# GIVEN PROBLEM
Copy every line in the records below that contains the word "text".

>> begin DATA EXTRACT

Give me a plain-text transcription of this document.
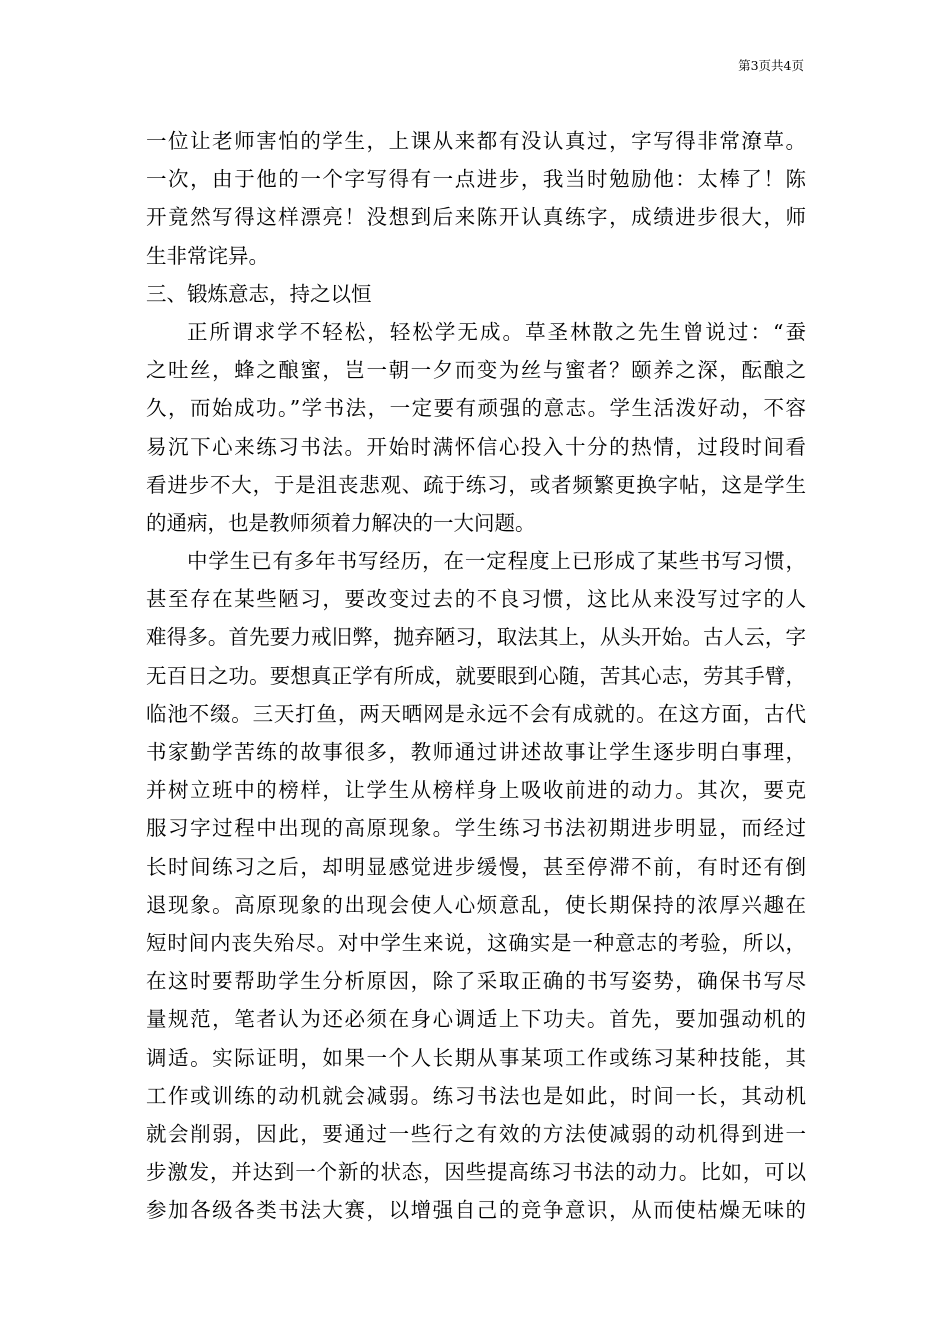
第3页共4页
一位让老师害怕的学生，上课从来都有没认真过，字写得非常潦草。
一次，由于他的一个字写得有一点进步，我当时勉励他：太棒了！陈
开竟然写得这样漂亮！没想到后来陈开认真练字，成绩进步很大，师
生非常诧异。
三、锻炼意志，持之以恒
正所谓求学不轻松，轻松学无成。草圣林散之先生曾说过：“蚕
之吐丝，蜂之酿蜜，岂一朝一夕而变为丝与蜜者？颐养之深，酝酿之
久，而始成功。”学书法，一定要有顽强的意志。学生活泼好动，不容
易沉下心来练习书法。开始时满怀信心投入十分的热情，过段时间看
看进步不大，于是沮丧悲观、疏于练习，或者频繁更换字帖，这是学生
的通病，也是教师须着力解决的一大问题。
中学生已有多年书写经历，在一定程度上已形成了某些书写习惯，
甚至存在某些陋习，要改变过去的不良习惯，这比从来没写过字的人
难得多。首先要力戒旧弊，抛弃陋习，取法其上，从头开始。古人云，字
无百日之功。要想真正学有所成，就要眼到心随，苦其心志，劳其手臂，
临池不缀。三天打鱼，两天晒网是永远不会有成就的。在这方面，古代
书家勤学苦练的故事很多，教师通过讲述故事让学生逐步明白事理，
并树立班中的榜样，让学生从榜样身上吸收前进的动力。其次，要克
服习字过程中出现的高原现象。学生练习书法初期进步明显，而经过
长时间练习之后，却明显感觉进步缓慢，甚至停滞不前，有时还有倒
退现象。高原现象的出现会使人心烦意乱，使长期保持的浓厚兴趣在
短时间内丧失殆尽。对中学生来说，这确实是一种意志的考验，所以，
在这时要帮助学生分析原因，除了采取正确的书写姿势，确保书写尽
量规范，笔者认为还必须在身心调适上下功夫。首先，要加强动机的
调适。实际证明，如果一个人长期从事某项工作或练习某种技能，其
工作或训练的动机就会减弱。练习书法也是如此，时间一长，其动机
就会削弱，因此，要通过一些行之有效的方法使减弱的动机得到进一
步激发，并达到一个新的状态，因些提高练习书法的动力。比如，可以
参加各级各类书法大赛，以增强自己的竞争意识，从而使枯燥无味的
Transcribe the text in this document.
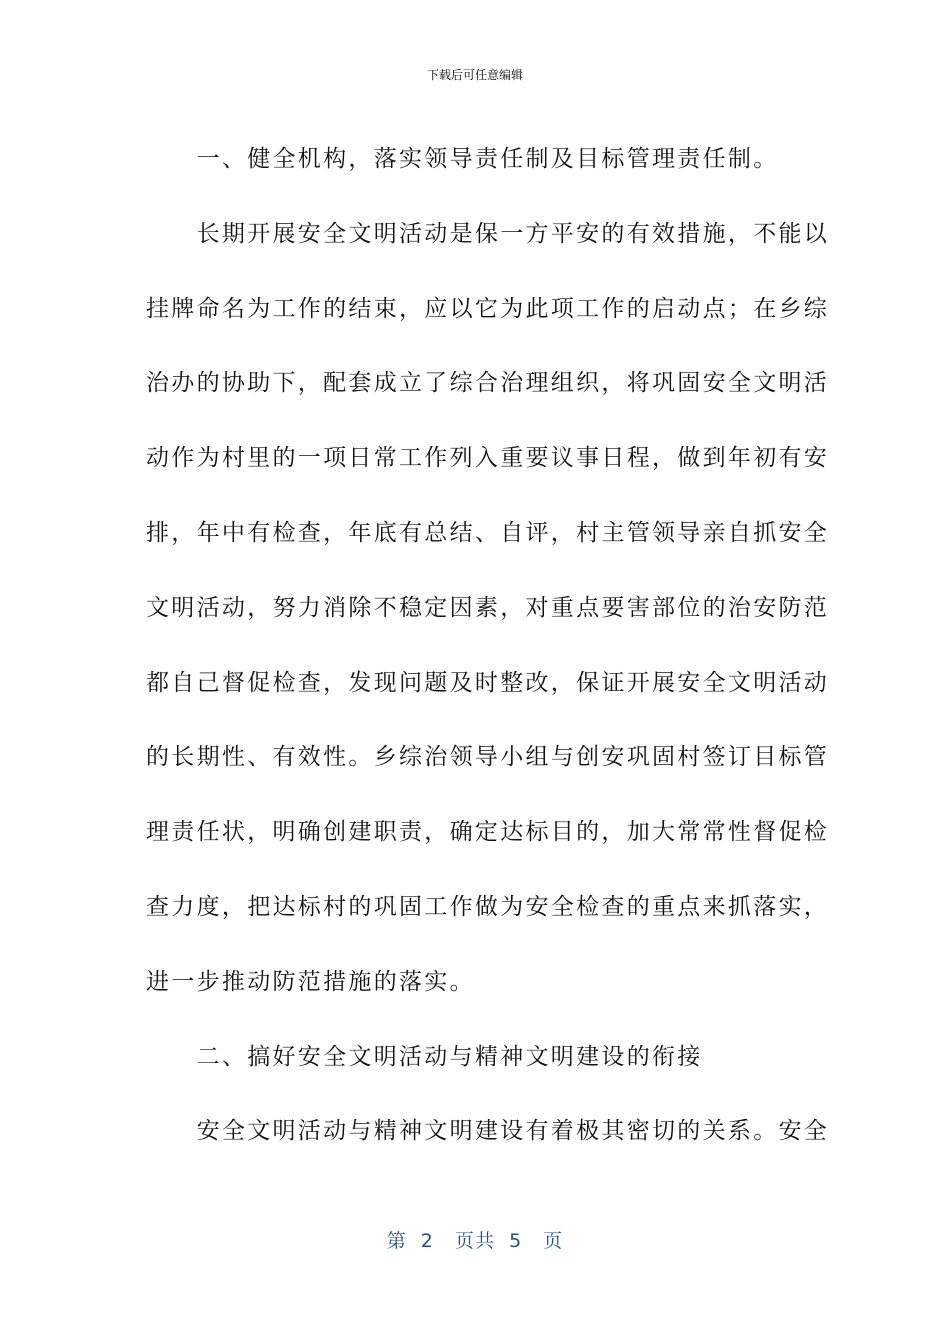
下载后可任意编辑

　　一、健全机构，落实领导责任制及目标管理责任制。

　　长期开展安全文明活动是保一方平安的有效措施，不能以

挂牌命名为工作的结束，应以它为此项工作的启动点；在乡综

治办的协助下，配套成立了综合治理组织，将巩固安全文明活

动作为村里的一项日常工作列入重要议事日程，做到年初有安

排，年中有检查，年底有总结、自评，村主管领导亲自抓安全

文明活动，努力消除不稳定因素，对重点要害部位的治安防范

都自己督促检查，发现问题及时整改，保证开展安全文明活动

的长期性、有效性。乡综治领导小组与创安巩固村签订目标管

理责任状，明确创建职责，确定达标目的，加大常常性督促检

查力度，把达标村的巩固工作做为安全检查的重点来抓落实，

进一步推动防范措施的落实。

　　二、搞好安全文明活动与精神文明建设的衔接

　　安全文明活动与精神文明建设有着极其密切的关系。安全

第  2   页共  5   页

>> end DATA EXTRACT

# WRITTEN RESPONSE
Give me a plain-text transcription of this document.
Transcribe the text in this document.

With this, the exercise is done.